Work required - Your task is to give the number of lines in the listing that include "частин", and nothing else.

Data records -
_ _ _
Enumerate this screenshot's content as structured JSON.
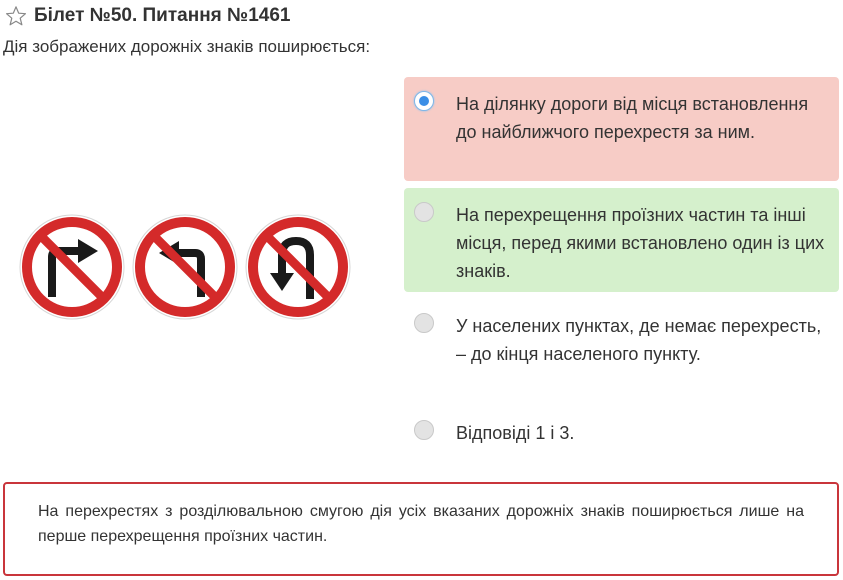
{
  "header": {
    "title": "Білет №50. Питання №1461",
    "star_icon": "star-outline-icon"
  },
  "question": {
    "text": "Дія зображених дорожніх знаків поширюється:"
  },
  "signs": [
    {
      "name": "no-right-turn-sign"
    },
    {
      "name": "no-left-turn-sign"
    },
    {
      "name": "no-u-turn-sign"
    }
  ],
  "answers": [
    {
      "text": "На ділянку дороги від місця встановлення до найближчого перехрестя за ним.",
      "state": "wrong",
      "selected": true
    },
    {
      "text": "На перехрещення проїзних частин та інші місця, перед якими встановлено один із цих знаків.",
      "state": "correct",
      "selected": false
    },
    {
      "text": "У населених пунктах, де немає перехресть, – до кінця населеного пункту.",
      "state": "neutral",
      "selected": false
    },
    {
      "text": "Відповіді 1 і 3.",
      "state": "neutral",
      "selected": false
    }
  ],
  "explanation": {
    "text": "На перехрестях з розділювальною смугою дія усіх вказаних дорожніх знаків поширюється лише на перше перехрещення проїзних частин."
  },
  "colors": {
    "wrong_bg": "#f7ccc6",
    "correct_bg": "#d5f0cc",
    "sign_red": "#d42a2a",
    "explanation_border": "#c9353b"
  }
}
_ _ _
Result of this task - 2